Or cette forme « militante » de harcèlement moral numérique n’est rien d’autre que l’agrégation d’expressions ostentatoires de vertu individuelle face à un ennemi collectif, s’agisse-t-il d’un système – mais toujours personnifié. Alors que l’internet rend possible une forme de coprésence, nécessaire pour être attentif à autrui et donc pour que la confiance des corps en coprésence et les idées qui circulent forment un ensemble, peut-être archipellisé mais qui permette tant d’être socialisé que de développer une culture1, socialiser sur une plateforme de publication sans métaphore de coprésence implique une babellisation où chaque abonné a des chances très réduites de communiquer avec n’importe quel autre, réduisant ce qui pourrait être l’une des nombreuses cultures émancipatrices nées de l’internet au rang d’agrégation de pratiques non-culturelle, et ne pouvant donc tirer sa cohérence que d’institutions.

La situation sur Facebook et Instagram vient appuyer cette analyse car les boutons « like », « j’aime », « fav », etc. sont des récompenses. Ils permettent de déterminer, et sont parfois délibérément utilisés pour déterminer qui a raison et qui a tort. Or les récompenses font partie du langage de la violence : si tu es récompensé, c’est que tu as raison, et si tu as raison, c’est que quelqu’un d’autre a tort, et mérite d’une certaine manière de souffrir2. Si des militants sur Facebook, à l’influence limitée sur les organisations militantes, utilisent les boutons « j’aime », « j’adore », etc. pour soutenir leurs « camarades », c’est notamment pour mettre leurs adversaires en garde : leur comportement, ou leurs prises de position, pourraient impliquer qu’ils méritent de souffrir.

Ce langage de la violence n’est évidemment pas l’apanage du militantisme : c’est le comportement que peut avoir n’importe quelle personnes se sentant appartenir, ou tentant d’appartenir à un groupe à travers l’opposition identitaire et culturelle à d’autres groupes. Ce mode de définition d’une identité de groupe dans l’opposition appelle, d’une part, aux émotions, et prendra d’autant plus de place que des sentiments de honte ou/et de culpabilité incorporés en empêcheront les mêmbres de développer affectivement leurs relations. Ce sentiment de compétition est par ailleurs entretenu par Twitter à travers des politiques de modération et des fonctionnalités visant à nous montrer plus de publicités. Ainsi la fonction de retweet avec commentaire peut-elle être utilisée pour entretenir le développement d’idées, rebondir de bonne foi sur une production, et y apporter des commentaires, des critiques, ses propres idées ; ou, et c’est le cas le plus fréquent, pour commenter publiquement les tentatives d’autrui de lancer une discussion avec ses abonnés. Or un tweet visant à interagir auprès d’une « communauté » (babellisée) d’abonnés est optimisé pour être le plus « social » possible – c’est-à-dire le plus sacré possible. Un retweet avec commentaire méprisant ou dégradant souille ontologiquement notre part sacrée, ce qui n’aide pas à se rendre compte de, à considérer celle d’autrui. Surtout lorsque l’on sait que les internautes fuyant en ligne une désintégration normativement entretenue peuvent confondre, par manque d’expérience, la dimension sociale et symbolique des informations sensorielles et celle des informations numériques : alors ils peuvent confondre leur besoin d’incorporation des normes sous-jacentes au langage comme interface – point de contact entre deux milieux – avec un besoin d’incorporation des normes sous-jacentes aux interfaces numériques alors naturalisées. 3

Je crois avoir montré que le harcèlement moral numérique ne saurait être réductible à une présentation hobbsienne de débordements permis par l’anonymat derrière les écrans vidant les individus de leur besoin de faire société, et découle au contraire de mécanismes logiques et intelligibles s’originant dans les institutions républicaines et les interfaces modelant les socialisations, les trajectoires de vies, et les normes de leurs usagers.
○ ○ ○ ○ ○
- _CONSIGNES_:
- 1) Dressez la liste de tous les noms de boutons que le texte sur le harcèlement moral numérique cite entre guillemets.
- 2) Renvoyez tel quel le passage du texte sur le harcèlement moral numérique qui commence par « Je crois avoir » et se termine par « de leurs usagers. ».
○ ○ ○ ○ ○
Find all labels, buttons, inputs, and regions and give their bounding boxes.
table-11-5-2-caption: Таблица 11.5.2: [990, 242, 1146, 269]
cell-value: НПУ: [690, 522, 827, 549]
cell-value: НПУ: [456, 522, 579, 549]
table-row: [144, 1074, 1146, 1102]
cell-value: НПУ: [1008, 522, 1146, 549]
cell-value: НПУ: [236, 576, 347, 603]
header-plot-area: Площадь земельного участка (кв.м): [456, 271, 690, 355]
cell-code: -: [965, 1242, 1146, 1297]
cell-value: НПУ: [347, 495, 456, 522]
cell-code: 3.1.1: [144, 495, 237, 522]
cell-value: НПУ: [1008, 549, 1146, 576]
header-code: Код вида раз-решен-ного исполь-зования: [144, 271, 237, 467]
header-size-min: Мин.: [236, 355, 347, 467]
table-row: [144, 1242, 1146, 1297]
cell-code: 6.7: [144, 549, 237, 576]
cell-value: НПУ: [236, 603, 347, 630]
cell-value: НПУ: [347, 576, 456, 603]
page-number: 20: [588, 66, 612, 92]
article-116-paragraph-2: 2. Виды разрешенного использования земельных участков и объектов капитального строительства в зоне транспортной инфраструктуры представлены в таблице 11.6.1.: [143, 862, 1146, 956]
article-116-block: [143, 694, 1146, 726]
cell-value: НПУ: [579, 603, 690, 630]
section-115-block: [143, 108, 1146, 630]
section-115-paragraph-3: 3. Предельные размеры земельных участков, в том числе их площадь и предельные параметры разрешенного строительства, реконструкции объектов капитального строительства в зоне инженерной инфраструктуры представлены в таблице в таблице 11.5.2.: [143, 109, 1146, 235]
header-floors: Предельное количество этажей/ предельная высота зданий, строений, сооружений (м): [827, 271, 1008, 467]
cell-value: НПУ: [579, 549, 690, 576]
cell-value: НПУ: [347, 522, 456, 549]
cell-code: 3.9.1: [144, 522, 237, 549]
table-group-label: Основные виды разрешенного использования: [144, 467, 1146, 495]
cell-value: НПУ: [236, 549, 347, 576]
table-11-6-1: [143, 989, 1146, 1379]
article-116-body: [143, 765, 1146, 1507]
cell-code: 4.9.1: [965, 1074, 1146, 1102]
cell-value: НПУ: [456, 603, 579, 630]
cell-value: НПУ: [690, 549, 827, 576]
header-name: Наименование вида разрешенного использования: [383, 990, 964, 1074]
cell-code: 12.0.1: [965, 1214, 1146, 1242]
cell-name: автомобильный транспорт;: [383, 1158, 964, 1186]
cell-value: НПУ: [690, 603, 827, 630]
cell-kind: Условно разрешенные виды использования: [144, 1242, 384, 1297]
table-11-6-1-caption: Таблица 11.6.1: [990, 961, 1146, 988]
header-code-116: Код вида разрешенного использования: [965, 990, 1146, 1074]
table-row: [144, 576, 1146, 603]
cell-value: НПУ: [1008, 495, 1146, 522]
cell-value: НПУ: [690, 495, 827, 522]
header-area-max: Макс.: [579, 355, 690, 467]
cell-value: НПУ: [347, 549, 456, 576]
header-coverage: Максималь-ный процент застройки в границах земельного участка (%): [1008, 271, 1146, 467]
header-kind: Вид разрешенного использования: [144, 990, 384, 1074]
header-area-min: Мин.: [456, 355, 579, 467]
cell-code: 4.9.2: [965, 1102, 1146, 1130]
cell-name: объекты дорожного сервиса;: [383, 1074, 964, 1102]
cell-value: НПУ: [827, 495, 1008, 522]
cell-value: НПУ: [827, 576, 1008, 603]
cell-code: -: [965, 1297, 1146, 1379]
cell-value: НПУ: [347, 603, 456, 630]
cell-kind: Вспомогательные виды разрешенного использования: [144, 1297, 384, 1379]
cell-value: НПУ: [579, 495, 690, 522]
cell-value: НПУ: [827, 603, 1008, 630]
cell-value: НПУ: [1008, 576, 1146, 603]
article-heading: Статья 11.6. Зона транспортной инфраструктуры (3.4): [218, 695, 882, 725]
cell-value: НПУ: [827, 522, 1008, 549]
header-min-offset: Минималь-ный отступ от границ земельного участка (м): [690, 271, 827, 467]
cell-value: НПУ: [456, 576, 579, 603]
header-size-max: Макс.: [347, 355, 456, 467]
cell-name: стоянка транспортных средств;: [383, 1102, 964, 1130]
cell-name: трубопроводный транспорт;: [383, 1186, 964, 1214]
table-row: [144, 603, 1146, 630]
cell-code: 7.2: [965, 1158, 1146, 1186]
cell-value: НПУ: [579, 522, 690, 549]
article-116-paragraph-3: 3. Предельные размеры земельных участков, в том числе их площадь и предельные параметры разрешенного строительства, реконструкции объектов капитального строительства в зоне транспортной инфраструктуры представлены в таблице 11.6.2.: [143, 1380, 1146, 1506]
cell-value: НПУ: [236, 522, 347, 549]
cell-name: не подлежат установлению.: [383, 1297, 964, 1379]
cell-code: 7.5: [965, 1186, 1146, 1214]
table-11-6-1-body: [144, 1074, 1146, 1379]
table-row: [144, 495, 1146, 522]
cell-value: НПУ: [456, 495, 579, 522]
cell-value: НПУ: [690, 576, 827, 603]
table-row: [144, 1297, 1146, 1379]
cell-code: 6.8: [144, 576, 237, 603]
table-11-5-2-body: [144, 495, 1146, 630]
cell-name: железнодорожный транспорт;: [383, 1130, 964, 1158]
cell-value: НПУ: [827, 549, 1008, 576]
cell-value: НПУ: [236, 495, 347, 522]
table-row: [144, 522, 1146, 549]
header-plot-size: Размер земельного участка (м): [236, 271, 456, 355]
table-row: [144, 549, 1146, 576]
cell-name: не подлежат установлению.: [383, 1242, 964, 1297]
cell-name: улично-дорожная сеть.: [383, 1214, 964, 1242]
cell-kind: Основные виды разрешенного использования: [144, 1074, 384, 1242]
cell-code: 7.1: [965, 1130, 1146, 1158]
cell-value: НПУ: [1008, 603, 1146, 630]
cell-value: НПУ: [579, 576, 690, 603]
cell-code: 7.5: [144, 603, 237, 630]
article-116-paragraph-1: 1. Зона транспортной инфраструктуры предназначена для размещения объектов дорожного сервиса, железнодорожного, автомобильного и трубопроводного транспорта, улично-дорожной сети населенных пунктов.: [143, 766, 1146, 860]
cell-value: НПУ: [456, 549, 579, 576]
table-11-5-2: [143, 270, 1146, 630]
○ ○ ○ ○ ○
- _RÉPONSES_:
- 1) « like », « j'aime », « fav », « j'adore »

- 2)
Je crois avoir montré que le harcèlement moral numérique ne saurait être réductible à une présentation hobbsienne de débordements permis par l’anonymat derrière les écrans vidant les individus de leur besoin de faire société, et découle au contraire de mécanismes logiques et intelligibles s’originant dans les institutions républicaines et les interfaces modelant les socialisations, les trajectoires de vies, et les normes de leurs usagers.